__Objective__. Identify all lines in the data containing the string "right". Copy them out.

__Listed records__.
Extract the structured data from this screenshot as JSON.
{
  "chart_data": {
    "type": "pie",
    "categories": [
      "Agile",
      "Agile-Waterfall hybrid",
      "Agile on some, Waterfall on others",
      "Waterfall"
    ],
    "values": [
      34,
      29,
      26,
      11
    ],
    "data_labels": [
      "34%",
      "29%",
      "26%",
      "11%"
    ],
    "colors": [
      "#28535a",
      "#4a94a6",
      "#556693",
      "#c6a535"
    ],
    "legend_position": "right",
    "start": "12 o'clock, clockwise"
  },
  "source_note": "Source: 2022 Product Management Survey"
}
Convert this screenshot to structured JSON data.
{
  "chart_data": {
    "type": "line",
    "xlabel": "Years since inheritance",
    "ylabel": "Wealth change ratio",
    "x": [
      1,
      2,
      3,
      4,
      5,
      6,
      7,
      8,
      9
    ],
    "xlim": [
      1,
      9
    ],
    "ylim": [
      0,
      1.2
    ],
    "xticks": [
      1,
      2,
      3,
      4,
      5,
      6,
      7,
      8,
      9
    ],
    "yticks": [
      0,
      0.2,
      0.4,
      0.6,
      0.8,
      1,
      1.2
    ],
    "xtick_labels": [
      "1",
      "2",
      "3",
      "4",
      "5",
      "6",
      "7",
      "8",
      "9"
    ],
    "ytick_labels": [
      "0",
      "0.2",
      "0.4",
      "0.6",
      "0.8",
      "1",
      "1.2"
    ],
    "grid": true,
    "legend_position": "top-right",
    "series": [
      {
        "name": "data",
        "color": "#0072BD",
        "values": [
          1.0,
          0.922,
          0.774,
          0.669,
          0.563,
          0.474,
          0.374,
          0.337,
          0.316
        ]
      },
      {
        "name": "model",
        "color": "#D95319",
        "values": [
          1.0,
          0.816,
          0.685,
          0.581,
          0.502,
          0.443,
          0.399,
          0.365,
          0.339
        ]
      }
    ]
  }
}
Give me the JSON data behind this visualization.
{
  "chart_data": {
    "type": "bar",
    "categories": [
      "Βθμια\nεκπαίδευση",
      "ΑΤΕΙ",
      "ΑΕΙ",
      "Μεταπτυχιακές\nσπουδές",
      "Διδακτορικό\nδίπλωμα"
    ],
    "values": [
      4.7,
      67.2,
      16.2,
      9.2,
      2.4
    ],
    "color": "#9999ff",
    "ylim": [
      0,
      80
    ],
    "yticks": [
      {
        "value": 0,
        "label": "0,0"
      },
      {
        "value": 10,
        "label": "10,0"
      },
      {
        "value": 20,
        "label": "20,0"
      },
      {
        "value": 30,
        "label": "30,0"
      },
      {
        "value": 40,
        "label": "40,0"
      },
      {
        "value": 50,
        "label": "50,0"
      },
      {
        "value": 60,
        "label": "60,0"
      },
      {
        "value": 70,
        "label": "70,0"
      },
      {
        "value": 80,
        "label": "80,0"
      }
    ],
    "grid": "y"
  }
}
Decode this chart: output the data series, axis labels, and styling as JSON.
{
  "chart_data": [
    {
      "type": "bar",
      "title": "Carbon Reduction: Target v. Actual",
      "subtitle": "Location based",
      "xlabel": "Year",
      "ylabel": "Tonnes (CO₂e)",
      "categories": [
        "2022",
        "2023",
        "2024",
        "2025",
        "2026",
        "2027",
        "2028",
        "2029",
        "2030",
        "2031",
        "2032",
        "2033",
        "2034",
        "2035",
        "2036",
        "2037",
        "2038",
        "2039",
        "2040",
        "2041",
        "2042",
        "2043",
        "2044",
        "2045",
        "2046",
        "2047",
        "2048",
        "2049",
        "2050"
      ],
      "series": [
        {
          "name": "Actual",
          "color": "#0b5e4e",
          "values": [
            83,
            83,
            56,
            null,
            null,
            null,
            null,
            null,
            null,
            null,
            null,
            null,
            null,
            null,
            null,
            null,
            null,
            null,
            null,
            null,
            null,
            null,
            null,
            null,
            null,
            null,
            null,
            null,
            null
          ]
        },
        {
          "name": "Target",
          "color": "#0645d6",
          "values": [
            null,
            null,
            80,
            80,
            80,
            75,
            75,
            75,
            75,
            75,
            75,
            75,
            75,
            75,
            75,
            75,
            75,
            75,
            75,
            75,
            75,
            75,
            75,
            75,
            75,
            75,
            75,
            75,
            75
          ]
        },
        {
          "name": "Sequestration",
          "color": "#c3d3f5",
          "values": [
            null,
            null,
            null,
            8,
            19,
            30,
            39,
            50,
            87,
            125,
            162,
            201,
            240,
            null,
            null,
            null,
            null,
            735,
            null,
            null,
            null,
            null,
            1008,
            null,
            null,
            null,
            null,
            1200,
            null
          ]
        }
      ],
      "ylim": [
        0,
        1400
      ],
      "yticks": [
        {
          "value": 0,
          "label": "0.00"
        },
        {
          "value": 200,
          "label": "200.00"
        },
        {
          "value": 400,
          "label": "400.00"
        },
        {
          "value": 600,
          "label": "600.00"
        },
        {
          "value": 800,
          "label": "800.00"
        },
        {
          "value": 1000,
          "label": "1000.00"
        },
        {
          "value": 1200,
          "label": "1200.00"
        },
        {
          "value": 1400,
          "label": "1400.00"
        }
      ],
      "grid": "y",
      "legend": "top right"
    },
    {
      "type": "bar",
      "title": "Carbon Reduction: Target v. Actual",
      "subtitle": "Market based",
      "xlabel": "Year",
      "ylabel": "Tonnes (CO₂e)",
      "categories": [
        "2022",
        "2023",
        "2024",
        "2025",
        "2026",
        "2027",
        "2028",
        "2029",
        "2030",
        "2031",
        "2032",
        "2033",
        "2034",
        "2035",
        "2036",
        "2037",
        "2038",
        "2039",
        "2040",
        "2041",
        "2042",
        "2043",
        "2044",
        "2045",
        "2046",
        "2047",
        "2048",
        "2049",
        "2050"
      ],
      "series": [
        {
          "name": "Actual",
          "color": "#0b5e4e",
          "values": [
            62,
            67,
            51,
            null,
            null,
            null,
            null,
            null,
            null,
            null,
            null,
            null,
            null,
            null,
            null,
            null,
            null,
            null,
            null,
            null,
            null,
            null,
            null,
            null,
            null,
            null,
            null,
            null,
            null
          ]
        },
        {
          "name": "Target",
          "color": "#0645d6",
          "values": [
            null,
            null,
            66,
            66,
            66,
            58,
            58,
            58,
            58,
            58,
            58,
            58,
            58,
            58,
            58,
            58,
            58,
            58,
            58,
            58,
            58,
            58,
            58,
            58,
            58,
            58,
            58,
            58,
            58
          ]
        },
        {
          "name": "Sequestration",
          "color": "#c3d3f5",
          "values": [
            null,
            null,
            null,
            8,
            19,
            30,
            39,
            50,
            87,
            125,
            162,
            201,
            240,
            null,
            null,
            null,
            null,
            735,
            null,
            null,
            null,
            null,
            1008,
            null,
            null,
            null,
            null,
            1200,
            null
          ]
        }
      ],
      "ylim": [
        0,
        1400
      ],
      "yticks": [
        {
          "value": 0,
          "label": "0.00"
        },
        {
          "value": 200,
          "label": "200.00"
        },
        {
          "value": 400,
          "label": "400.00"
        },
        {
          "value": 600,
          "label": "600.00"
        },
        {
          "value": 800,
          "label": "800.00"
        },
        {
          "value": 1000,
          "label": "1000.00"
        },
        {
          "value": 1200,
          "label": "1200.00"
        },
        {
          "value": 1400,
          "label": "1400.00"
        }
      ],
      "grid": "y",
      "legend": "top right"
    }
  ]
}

__Result__.
    "legend_position": "right",
    "legend_position": "top-right",
      "legend": "top right"
      "legend": "top right"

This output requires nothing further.